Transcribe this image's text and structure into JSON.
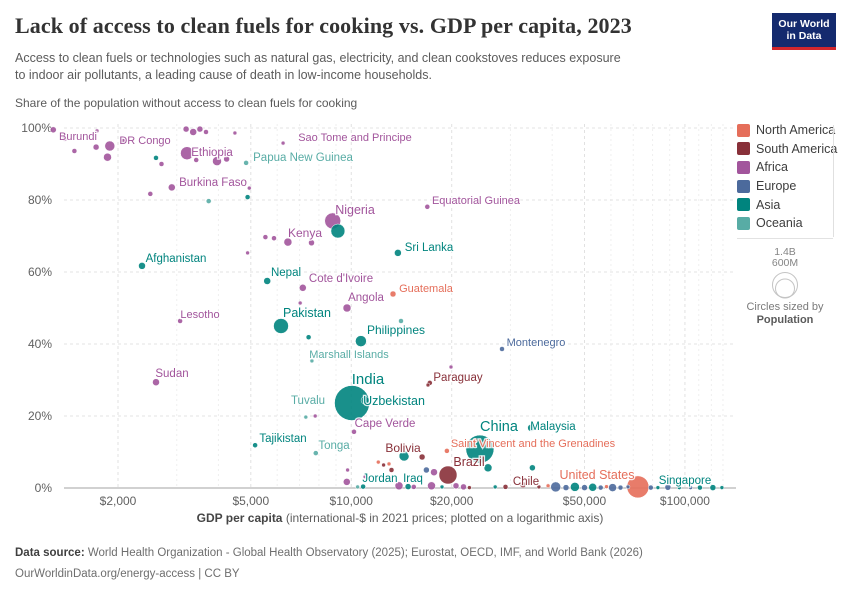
{
  "header": {
    "title": "Lack of access to clean fuels for cooking vs. GDP per capita, 2023",
    "subtitle": [
      "Access to clean fuels or technologies such as natural gas, electricity, and clean cookstoves reduces exposure",
      "to indoor air pollutants, a leading cause of death in low-income households."
    ],
    "logo": [
      "Our World",
      "in Data"
    ]
  },
  "chart_heading": "Share of the population without access to clean fuels for cooking",
  "legend": {
    "order": [
      "NA",
      "SA",
      "AF",
      "EU",
      "AS",
      "OC"
    ],
    "size": {
      "big": "1.4B",
      "small": "600M",
      "caption1": "Circles sized by",
      "caption2": "Population"
    }
  },
  "continents": {
    "NA": {
      "label": "North America",
      "color": "#e56e5a"
    },
    "SA": {
      "label": "South America",
      "color": "#883039"
    },
    "AF": {
      "label": "Africa",
      "color": "#a2559c"
    },
    "EU": {
      "label": "Europe",
      "color": "#4c6a9c"
    },
    "AS": {
      "label": "Asia",
      "color": "#00847e"
    },
    "OC": {
      "label": "Oceania",
      "color": "#58aca5"
    }
  },
  "chart_data": {
    "type": "scatter",
    "title": "Lack of access to clean fuels for cooking vs. GDP per capita, 2023",
    "xlabel_bold": "GDP per capita",
    "xlabel_rest": " (international-$ in 2021 prices; plotted on a logarithmic axis)",
    "ylabel": "Share of the population without access to clean fuels for cooking",
    "x_scale": "log",
    "x_domain": [
      1390,
      136000
    ],
    "y_domain": [
      0,
      100
    ],
    "x_ticks": [
      {
        "value": 2000,
        "label": "$2,000"
      },
      {
        "value": 5000,
        "label": "$5,000"
      },
      {
        "value": 10000,
        "label": "$10,000"
      },
      {
        "value": 20000,
        "label": "$20,000"
      },
      {
        "value": 50000,
        "label": "$50,000"
      },
      {
        "value": 100000,
        "label": "$100,000"
      }
    ],
    "x_minor_ticks": [
      3000,
      4000,
      6000,
      7000,
      8000,
      9000,
      30000,
      40000,
      60000,
      70000,
      80000,
      90000,
      110000,
      120000,
      130000
    ],
    "y_ticks": [
      {
        "value": 0,
        "label": "0%"
      },
      {
        "value": 20,
        "label": "20%"
      },
      {
        "value": 40,
        "label": "40%"
      },
      {
        "value": 60,
        "label": "60%"
      },
      {
        "value": 80,
        "label": "80%"
      },
      {
        "value": 100,
        "label": "100%"
      }
    ],
    "points": [
      {
        "name": "Burundi",
        "continent": "AF",
        "gdp": 1280,
        "pct": 99.5,
        "r": 3,
        "label": {
          "x": 78,
          "y": 136,
          "size": 11
        }
      },
      {
        "name": "DR Congo",
        "continent": "AF",
        "gdp": 1890,
        "pct": 95,
        "r": 5,
        "label": {
          "x": 145,
          "y": 140,
          "size": 11
        }
      },
      {
        "name": "Ethiopia",
        "continent": "AF",
        "gdp": 3220,
        "pct": 93,
        "r": 6.5,
        "label": {
          "x": 212,
          "y": 152,
          "size": 11.5
        }
      },
      {
        "name": "Sao Tome and Principe",
        "continent": "AF",
        "gdp": 6250,
        "pct": 95.8,
        "r": 2,
        "label": {
          "x": 355,
          "y": 137,
          "size": 11
        }
      },
      {
        "name": "Papua New Guinea",
        "continent": "OC",
        "gdp": 4840,
        "pct": 90.3,
        "r": 2.5,
        "label": {
          "x": 303,
          "y": 157,
          "size": 11.5
        }
      },
      {
        "name": "Burkina Faso",
        "continent": "AF",
        "gdp": 2900,
        "pct": 83.5,
        "r": 3.5,
        "label": {
          "x": 213,
          "y": 182,
          "size": 11.5
        }
      },
      {
        "name": "Equatorial Guinea",
        "continent": "AF",
        "gdp": 16900,
        "pct": 78.1,
        "r": 2.5,
        "label": {
          "x": 476,
          "y": 200,
          "size": 11
        }
      },
      {
        "name": "Nigeria",
        "continent": "AF",
        "gdp": 8800,
        "pct": 74.2,
        "r": 8,
        "label": {
          "x": 355,
          "y": 210,
          "size": 12.5
        }
      },
      {
        "name": "Kenya",
        "continent": "AF",
        "gdp": 6460,
        "pct": 68.3,
        "r": 4,
        "label": {
          "x": 305,
          "y": 233,
          "size": 12
        }
      },
      {
        "name": "Sri Lanka",
        "continent": "AS",
        "gdp": 13800,
        "pct": 65.3,
        "r": 3.5,
        "label": {
          "x": 429,
          "y": 247,
          "size": 11.5
        }
      },
      {
        "name": "Afghanistan",
        "continent": "AS",
        "gdp": 2360,
        "pct": 61.7,
        "r": 3.5,
        "label": {
          "x": 176,
          "y": 258,
          "size": 11.5
        }
      },
      {
        "name": "Nepal",
        "continent": "AS",
        "gdp": 5600,
        "pct": 57.5,
        "r": 3.5,
        "label": {
          "x": 286,
          "y": 272,
          "size": 11.5
        }
      },
      {
        "name": "Cote d'Ivoire",
        "continent": "AF",
        "gdp": 7160,
        "pct": 55.6,
        "r": 3.5,
        "label": {
          "x": 341,
          "y": 278,
          "size": 11.5
        }
      },
      {
        "name": "Guatemala",
        "continent": "NA",
        "gdp": 13340,
        "pct": 53.9,
        "r": 3,
        "label": {
          "x": 426,
          "y": 288,
          "size": 11
        }
      },
      {
        "name": "Angola",
        "continent": "AF",
        "gdp": 9710,
        "pct": 50,
        "r": 4,
        "label": {
          "x": 366,
          "y": 297,
          "size": 11.5
        }
      },
      {
        "name": "Lesotho",
        "continent": "AF",
        "gdp": 3070,
        "pct": 46.4,
        "r": 2.5,
        "label": {
          "x": 200,
          "y": 314,
          "size": 11
        }
      },
      {
        "name": "Pakistan",
        "continent": "AS",
        "gdp": 6160,
        "pct": 45,
        "r": 7.5,
        "label": {
          "x": 307,
          "y": 313,
          "size": 12.5
        }
      },
      {
        "name": "Philippines",
        "continent": "AS",
        "gdp": 10690,
        "pct": 40.8,
        "r": 5.5,
        "label": {
          "x": 396,
          "y": 330,
          "size": 12
        }
      },
      {
        "name": "Marshall Islands",
        "continent": "OC",
        "gdp": 7620,
        "pct": 35.3,
        "r": 2,
        "label": {
          "x": 349,
          "y": 354,
          "size": 11
        }
      },
      {
        "name": "Montenegro",
        "continent": "EU",
        "gdp": 28300,
        "pct": 38.6,
        "r": 2.5,
        "label": {
          "x": 536,
          "y": 342,
          "size": 11
        }
      },
      {
        "name": "Sudan",
        "continent": "AF",
        "gdp": 2600,
        "pct": 29.4,
        "r": 3.5,
        "label": {
          "x": 172,
          "y": 373,
          "size": 11.5
        }
      },
      {
        "name": "Paraguay",
        "continent": "SA",
        "gdp": 17200,
        "pct": 29.2,
        "r": 2.5,
        "label": {
          "x": 458,
          "y": 377,
          "size": 11.5
        }
      },
      {
        "name": "India",
        "continent": "AS",
        "gdp": 10050,
        "pct": 23.6,
        "r": 17.5,
        "label": {
          "x": 368,
          "y": 380,
          "size": 15
        }
      },
      {
        "name": "Uzbekistan",
        "continent": "AS",
        "gdp": 11000,
        "pct": 24.4,
        "r": 4,
        "label": {
          "x": 394,
          "y": 401,
          "size": 12.5
        }
      },
      {
        "name": "Tuvalu",
        "continent": "OC",
        "gdp": 7310,
        "pct": 19.7,
        "r": 2,
        "label": {
          "x": 308,
          "y": 400,
          "size": 11.5
        }
      },
      {
        "name": "Cape Verde",
        "continent": "AF",
        "gdp": 10190,
        "pct": 15.6,
        "r": 2.5,
        "label": {
          "x": 385,
          "y": 423,
          "size": 11.5
        }
      },
      {
        "name": "Tajikistan",
        "continent": "AS",
        "gdp": 5150,
        "pct": 11.9,
        "r": 2.5,
        "label": {
          "x": 283,
          "y": 438,
          "size": 11.5
        }
      },
      {
        "name": "Tonga",
        "continent": "OC",
        "gdp": 7830,
        "pct": 9.7,
        "r": 2.5,
        "label": {
          "x": 334,
          "y": 445,
          "size": 11.5
        }
      },
      {
        "name": "China",
        "continent": "AS",
        "gdp": 24300,
        "pct": 10.8,
        "r": 14,
        "label": {
          "x": 499,
          "y": 427,
          "size": 14.5
        }
      },
      {
        "name": "Malaysia",
        "continent": "AS",
        "gdp": 34600,
        "pct": 16.7,
        "r": 3.5,
        "label": {
          "x": 553,
          "y": 426,
          "size": 11.5
        }
      },
      {
        "name": "Saint Vincent and the Grenadines",
        "continent": "NA",
        "gdp": 23500,
        "pct": 13.1,
        "r": 2.5,
        "label": {
          "x": 533,
          "y": 443,
          "size": 11
        }
      },
      {
        "name": "Bolivia",
        "continent": "SA",
        "gdp": 16300,
        "pct": 8.6,
        "r": 3,
        "label": {
          "x": 403,
          "y": 448,
          "size": 12
        }
      },
      {
        "name": "Brazil",
        "continent": "SA",
        "gdp": 19500,
        "pct": 3.6,
        "r": 9,
        "label": {
          "x": 469,
          "y": 462,
          "size": 12.5
        }
      },
      {
        "name": "Jordan",
        "continent": "AS",
        "gdp": 10850,
        "pct": 0.4,
        "r": 2.5,
        "label": {
          "x": 380,
          "y": 478,
          "size": 11.5
        }
      },
      {
        "name": "Iraq",
        "continent": "AS",
        "gdp": 14800,
        "pct": 0.4,
        "r": 3,
        "label": {
          "x": 413,
          "y": 478,
          "size": 11.5
        }
      },
      {
        "name": "Chile",
        "continent": "SA",
        "gdp": 32700,
        "pct": 0.9,
        "r": 3,
        "label": {
          "x": 526,
          "y": 481,
          "size": 11.5
        }
      },
      {
        "name": "United States",
        "continent": "NA",
        "gdp": 72300,
        "pct": 0.3,
        "r": 11,
        "label": {
          "x": 597,
          "y": 475,
          "size": 12.5
        }
      },
      {
        "name": "Singapore",
        "continent": "AS",
        "gdp": 121300,
        "pct": 0.1,
        "r": 3,
        "label": {
          "x": 685,
          "y": 480,
          "size": 11.5
        }
      }
    ],
    "filler_points_format": [
      "gdp",
      "pct",
      "r",
      "continent"
    ],
    "filler_points": [
      [
        1385,
        97,
        2.5,
        "AF"
      ],
      [
        1480,
        93.6,
        2.5,
        "AF"
      ],
      [
        1720,
        94.7,
        3,
        "AF"
      ],
      [
        1860,
        91.9,
        4,
        "AF"
      ],
      [
        1730,
        99.2,
        2,
        "AF"
      ],
      [
        2070,
        96.4,
        2.5,
        "AF"
      ],
      [
        3200,
        99.7,
        3,
        "AF"
      ],
      [
        3360,
        98.9,
        3.5,
        "AF"
      ],
      [
        3520,
        99.7,
        3,
        "AF"
      ],
      [
        3670,
        98.9,
        2.5,
        "AF"
      ],
      [
        4480,
        98.6,
        2,
        "AF"
      ],
      [
        2600,
        91.7,
        2.5,
        "AS"
      ],
      [
        2700,
        90,
        2.5,
        "AF"
      ],
      [
        3430,
        91.1,
        2.5,
        "AF"
      ],
      [
        3960,
        90.8,
        4.5,
        "AF"
      ],
      [
        4230,
        91.4,
        3,
        "AF"
      ],
      [
        2500,
        81.7,
        2.5,
        "AF"
      ],
      [
        3740,
        79.7,
        2.5,
        "OC"
      ],
      [
        4890,
        80.8,
        2.5,
        "AS"
      ],
      [
        4950,
        83.3,
        2,
        "AF"
      ],
      [
        5530,
        69.7,
        2.5,
        "AF"
      ],
      [
        5870,
        69.4,
        2.5,
        "AF"
      ],
      [
        7600,
        68.1,
        3,
        "AF"
      ],
      [
        4890,
        65.3,
        2,
        "AF"
      ],
      [
        9120,
        71.4,
        7,
        "AS"
      ],
      [
        7030,
        51.4,
        2,
        "AF"
      ],
      [
        7450,
        41.9,
        2.5,
        "AS"
      ],
      [
        14100,
        46.4,
        2.5,
        "OC"
      ],
      [
        19900,
        33.6,
        2,
        "AF"
      ],
      [
        7800,
        20,
        2,
        "AF"
      ],
      [
        14400,
        8.9,
        5,
        "AS"
      ],
      [
        16800,
        5,
        3,
        "EU"
      ],
      [
        17700,
        4.4,
        3.5,
        "AF"
      ],
      [
        12500,
        6.4,
        2,
        "SA"
      ],
      [
        13200,
        5,
        2.5,
        "SA"
      ],
      [
        12980,
        6.7,
        2,
        "NA"
      ],
      [
        12050,
        7.2,
        2,
        "NA"
      ],
      [
        13900,
        0.6,
        4,
        "AF"
      ],
      [
        15400,
        0.3,
        2.5,
        "AF"
      ],
      [
        17400,
        0.6,
        4,
        "AF"
      ],
      [
        18700,
        0.3,
        2,
        "AS"
      ],
      [
        20600,
        0.6,
        3,
        "AF"
      ],
      [
        21700,
        0.3,
        3,
        "AF"
      ],
      [
        22600,
        0.1,
        2,
        "SA"
      ],
      [
        25700,
        5.6,
        4,
        "AS"
      ],
      [
        27000,
        0.3,
        2,
        "AS"
      ],
      [
        29000,
        0.3,
        2.5,
        "SA"
      ],
      [
        34900,
        5.6,
        3,
        "AS"
      ],
      [
        36500,
        0.3,
        2,
        "SA"
      ],
      [
        38900,
        0.6,
        2,
        "NA"
      ],
      [
        41000,
        0.3,
        5,
        "EU"
      ],
      [
        44000,
        0.1,
        3,
        "EU"
      ],
      [
        46800,
        0.3,
        4.5,
        "AS"
      ],
      [
        50000,
        0.1,
        3,
        "EU"
      ],
      [
        52900,
        0.2,
        4,
        "AS"
      ],
      [
        55900,
        0.1,
        2.5,
        "EU"
      ],
      [
        58200,
        0.4,
        2,
        "NA"
      ],
      [
        60700,
        0.1,
        4,
        "EU"
      ],
      [
        64100,
        0.1,
        2.5,
        "EU"
      ],
      [
        67500,
        0.3,
        2,
        "EU"
      ],
      [
        79000,
        0.1,
        2.5,
        "EU"
      ],
      [
        83000,
        0.1,
        2,
        "AS"
      ],
      [
        88900,
        0.2,
        3,
        "EU"
      ],
      [
        96200,
        0.1,
        2,
        "AS"
      ],
      [
        104000,
        0.1,
        2,
        "EU"
      ],
      [
        110900,
        0.1,
        2.5,
        "AS"
      ],
      [
        129000,
        0.1,
        2,
        "AS"
      ],
      [
        9700,
        1.7,
        3.5,
        "AF"
      ],
      [
        9750,
        5,
        2,
        "AF"
      ],
      [
        11000,
        3.1,
        2,
        "AF"
      ],
      [
        10450,
        0.3,
        2,
        "OC"
      ],
      [
        19350,
        10.3,
        2.5,
        "NA"
      ],
      [
        16980,
        28.6,
        2,
        "SA"
      ]
    ]
  },
  "footer": {
    "source_label": "Data source:",
    "source_rest": " World Health Organization - Global Health Observatory (2025); Eurostat, OECD, IMF, and World Bank (2026)",
    "line2": "OurWorldinData.org/energy-access | CC BY"
  }
}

SHORT EXERCISE »
From the listing above, copy out each line where the word "value" appears.

RESULT OF THE EXERCISE »
        "value": 2000,
        "value": 5000,
        "value": 10000,
        "value": 20000,
        "value": 50000,
        "value": 100000,
        "value": 0,
        "value": 20,
        "value": 40,
        "value": 60,
        "value": 80,
        "value": 100,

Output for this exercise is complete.